_EXERCISE DETAILS_
Would you set down every entry shown below, precisely as written?

***

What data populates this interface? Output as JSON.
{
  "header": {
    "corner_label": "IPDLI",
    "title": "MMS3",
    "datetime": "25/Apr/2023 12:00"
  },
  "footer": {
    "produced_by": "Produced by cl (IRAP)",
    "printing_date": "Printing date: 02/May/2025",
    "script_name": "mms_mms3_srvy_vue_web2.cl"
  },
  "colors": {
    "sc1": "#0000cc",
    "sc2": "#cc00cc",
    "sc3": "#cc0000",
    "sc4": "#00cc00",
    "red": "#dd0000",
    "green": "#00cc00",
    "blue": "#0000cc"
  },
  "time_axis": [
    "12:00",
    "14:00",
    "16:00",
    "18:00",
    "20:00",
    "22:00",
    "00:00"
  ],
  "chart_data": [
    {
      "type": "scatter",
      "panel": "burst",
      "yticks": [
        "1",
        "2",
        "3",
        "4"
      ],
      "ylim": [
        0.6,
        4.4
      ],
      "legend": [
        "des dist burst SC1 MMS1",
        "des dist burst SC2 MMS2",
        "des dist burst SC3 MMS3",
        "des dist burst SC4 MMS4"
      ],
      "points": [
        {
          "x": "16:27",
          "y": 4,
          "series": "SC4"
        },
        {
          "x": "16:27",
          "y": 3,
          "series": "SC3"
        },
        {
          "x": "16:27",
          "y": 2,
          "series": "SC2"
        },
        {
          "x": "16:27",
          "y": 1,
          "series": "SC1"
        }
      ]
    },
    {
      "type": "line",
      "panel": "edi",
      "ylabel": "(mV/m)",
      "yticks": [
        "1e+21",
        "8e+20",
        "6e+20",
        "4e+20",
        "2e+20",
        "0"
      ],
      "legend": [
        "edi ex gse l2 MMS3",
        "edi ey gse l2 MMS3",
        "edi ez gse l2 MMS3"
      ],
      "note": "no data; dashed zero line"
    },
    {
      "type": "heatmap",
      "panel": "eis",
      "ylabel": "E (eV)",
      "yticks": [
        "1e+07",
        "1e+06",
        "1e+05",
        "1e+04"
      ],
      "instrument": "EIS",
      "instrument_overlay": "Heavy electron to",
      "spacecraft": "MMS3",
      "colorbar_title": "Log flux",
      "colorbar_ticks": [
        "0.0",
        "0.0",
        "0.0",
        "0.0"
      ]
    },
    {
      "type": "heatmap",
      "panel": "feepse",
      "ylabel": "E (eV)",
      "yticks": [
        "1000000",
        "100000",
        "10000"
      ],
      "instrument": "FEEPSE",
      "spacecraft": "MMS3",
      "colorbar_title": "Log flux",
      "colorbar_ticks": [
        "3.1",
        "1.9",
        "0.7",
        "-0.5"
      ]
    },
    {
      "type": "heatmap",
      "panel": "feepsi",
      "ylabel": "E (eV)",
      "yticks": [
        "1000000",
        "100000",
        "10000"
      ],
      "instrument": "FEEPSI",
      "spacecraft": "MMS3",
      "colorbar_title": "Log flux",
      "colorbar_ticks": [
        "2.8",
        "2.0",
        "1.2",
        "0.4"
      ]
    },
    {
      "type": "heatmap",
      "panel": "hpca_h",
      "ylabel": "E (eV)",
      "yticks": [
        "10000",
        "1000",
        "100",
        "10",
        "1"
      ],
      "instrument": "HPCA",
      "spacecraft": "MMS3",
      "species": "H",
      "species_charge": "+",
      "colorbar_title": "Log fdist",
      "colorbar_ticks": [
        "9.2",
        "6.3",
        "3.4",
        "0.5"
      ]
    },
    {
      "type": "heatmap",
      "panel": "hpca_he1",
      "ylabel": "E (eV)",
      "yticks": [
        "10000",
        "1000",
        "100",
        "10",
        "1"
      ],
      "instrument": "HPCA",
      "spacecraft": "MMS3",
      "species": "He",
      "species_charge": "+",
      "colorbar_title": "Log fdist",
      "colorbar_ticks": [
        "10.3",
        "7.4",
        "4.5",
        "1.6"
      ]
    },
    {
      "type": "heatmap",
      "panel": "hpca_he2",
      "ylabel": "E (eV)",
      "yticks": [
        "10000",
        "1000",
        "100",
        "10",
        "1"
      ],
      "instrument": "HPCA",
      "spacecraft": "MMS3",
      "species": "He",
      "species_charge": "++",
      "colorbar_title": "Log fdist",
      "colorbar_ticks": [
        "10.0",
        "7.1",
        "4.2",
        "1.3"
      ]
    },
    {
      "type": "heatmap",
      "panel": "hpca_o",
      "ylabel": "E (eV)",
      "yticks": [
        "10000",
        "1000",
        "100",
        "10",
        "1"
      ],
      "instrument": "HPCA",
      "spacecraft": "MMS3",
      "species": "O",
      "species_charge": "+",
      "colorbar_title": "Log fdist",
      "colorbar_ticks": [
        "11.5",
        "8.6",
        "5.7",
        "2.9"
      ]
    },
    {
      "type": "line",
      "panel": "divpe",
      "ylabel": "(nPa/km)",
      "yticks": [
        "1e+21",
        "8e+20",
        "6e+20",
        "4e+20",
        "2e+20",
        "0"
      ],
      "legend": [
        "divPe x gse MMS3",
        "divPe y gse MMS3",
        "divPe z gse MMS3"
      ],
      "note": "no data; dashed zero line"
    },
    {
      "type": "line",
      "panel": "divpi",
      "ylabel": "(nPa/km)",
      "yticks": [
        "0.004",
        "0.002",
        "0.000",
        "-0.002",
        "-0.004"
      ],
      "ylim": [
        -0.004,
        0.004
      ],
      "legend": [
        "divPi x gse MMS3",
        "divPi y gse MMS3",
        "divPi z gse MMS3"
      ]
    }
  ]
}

***

_THE ANSWER_
What data populates this interface? Output as JSON.
{
  "header": {
    "corner_label": "IPDLI",
    "title": "MMS3",
    "datetime": "25/Apr/2023 12:00"
  },
  "footer": {
    "produced_by": "Produced by cl (IRAP)",
    "printing_date": "Printing date: 02/May/2025",
    "script_name": "mms_mms3_srvy_vue_web2.cl"
  },
  "colors": {
    "sc1": "#0000cc",
    "sc2": "#cc00cc",
    "sc3": "#cc0000",
    "sc4": "#00cc00",
    "red": "#dd0000",
    "green": "#00cc00",
    "blue": "#0000cc"
  },
  "time_axis": [
    "12:00",
    "14:00",
    "16:00",
    "18:00",
    "20:00",
    "22:00",
    "00:00"
  ],
  "chart_data": [
    {
      "type": "scatter",
      "panel": "burst",
      "yticks": [
        "1",
        "2",
        "3",
        "4"
      ],
      "ylim": [
        0.6,
        4.4
      ],
      "legend": [
        "des dist burst SC1 MMS1",
        "des dist burst SC2 MMS2",
        "des dist burst SC3 MMS3",
        "des dist burst SC4 MMS4"
      ],
      "points": [
        {
          "x": "16:27",
          "y": 4,
          "series": "SC4"
        },
        {
          "x": "16:27",
          "y": 3,
          "series": "SC3"
        },
        {
          "x": "16:27",
          "y": 2,
          "series": "SC2"
        },
        {
          "x": "16:27",
          "y": 1,
          "series": "SC1"
        }
      ]
    },
    {
      "type": "line",
      "panel": "edi",
      "ylabel": "(mV/m)",
      "yticks": [
        "1e+21",
        "8e+20",
        "6e+20",
        "4e+20",
        "2e+20",
        "0"
      ],
      "legend": [
        "edi ex gse l2 MMS3",
        "edi ey gse l2 MMS3",
        "edi ez gse l2 MMS3"
      ],
      "note": "no data; dashed zero line"
    },
    {
      "type": "heatmap",
      "panel": "eis",
      "ylabel": "E (eV)",
      "yticks": [
        "1e+07",
        "1e+06",
        "1e+05",
        "1e+04"
      ],
      "instrument": "EIS",
      "instrument_overlay": "Heavy electron to",
      "spacecraft": "MMS3",
      "colorbar_title": "Log flux",
      "colorbar_ticks": [
        "0.0",
        "0.0",
        "0.0",
        "0.0"
      ]
    },
    {
      "type": "heatmap",
      "panel": "feepse",
      "ylabel": "E (eV)",
      "yticks": [
        "1000000",
        "100000",
        "10000"
      ],
      "instrument": "FEEPSE",
      "spacecraft": "MMS3",
      "colorbar_title": "Log flux",
      "colorbar_ticks": [
        "3.1",
        "1.9",
        "0.7",
        "-0.5"
      ]
    },
    {
      "type": "heatmap",
      "panel": "feepsi",
      "ylabel": "E (eV)",
      "yticks": [
        "1000000",
        "100000",
        "10000"
      ],
      "instrument": "FEEPSI",
      "spacecraft": "MMS3",
      "colorbar_title": "Log flux",
      "colorbar_ticks": [
        "2.8",
        "2.0",
        "1.2",
        "0.4"
      ]
    },
    {
      "type": "heatmap",
      "panel": "hpca_h",
      "ylabel": "E (eV)",
      "yticks": [
        "10000",
        "1000",
        "100",
        "10",
        "1"
      ],
      "instrument": "HPCA",
      "spacecraft": "MMS3",
      "species": "H",
      "species_charge": "+",
      "colorbar_title": "Log fdist",
      "colorbar_ticks": [
        "9.2",
        "6.3",
        "3.4",
        "0.5"
      ]
    },
    {
      "type": "heatmap",
      "panel": "hpca_he1",
      "ylabel": "E (eV)",
      "yticks": [
        "10000",
        "1000",
        "100",
        "10",
        "1"
      ],
      "instrument": "HPCA",
      "spacecraft": "MMS3",
      "species": "He",
      "species_charge": "+",
      "colorbar_title": "Log fdist",
      "colorbar_ticks": [
        "10.3",
        "7.4",
        "4.5",
        "1.6"
      ]
    },
    {
      "type": "heatmap",
      "panel": "hpca_he2",
      "ylabel": "E (eV)",
      "yticks": [
        "10000",
        "1000",
        "100",
        "10",
        "1"
      ],
      "instrument": "HPCA",
      "spacecraft": "MMS3",
      "species": "He",
      "species_charge": "++",
      "colorbar_title": "Log fdist",
      "colorbar_ticks": [
        "10.0",
        "7.1",
        "4.2",
        "1.3"
      ]
    },
    {
      "type": "heatmap",
      "panel": "hpca_o",
      "ylabel": "E (eV)",
      "yticks": [
        "10000",
        "1000",
        "100",
        "10",
        "1"
      ],
      "instrument": "HPCA",
      "spacecraft": "MMS3",
      "species": "O",
      "species_charge": "+",
      "colorbar_title": "Log fdist",
      "colorbar_ticks": [
        "11.5",
        "8.6",
        "5.7",
        "2.9"
      ]
    },
    {
      "type": "line",
      "panel": "divpe",
      "ylabel": "(nPa/km)",
      "yticks": [
        "1e+21",
        "8e+20",
        "6e+20",
        "4e+20",
        "2e+20",
        "0"
      ],
      "legend": [
        "divPe x gse MMS3",
        "divPe y gse MMS3",
        "divPe z gse MMS3"
      ],
      "note": "no data; dashed zero line"
    },
    {
      "type": "line",
      "panel": "divpi",
      "ylabel": "(nPa/km)",
      "yticks": [
        "0.004",
        "0.002",
        "0.000",
        "-0.002",
        "-0.004"
      ],
      "ylim": [
        -0.004,
        0.004
      ],
      "legend": [
        "divPi x gse MMS3",
        "divPi y gse MMS3",
        "divPi z gse MMS3"
      ]
    }
  ]
}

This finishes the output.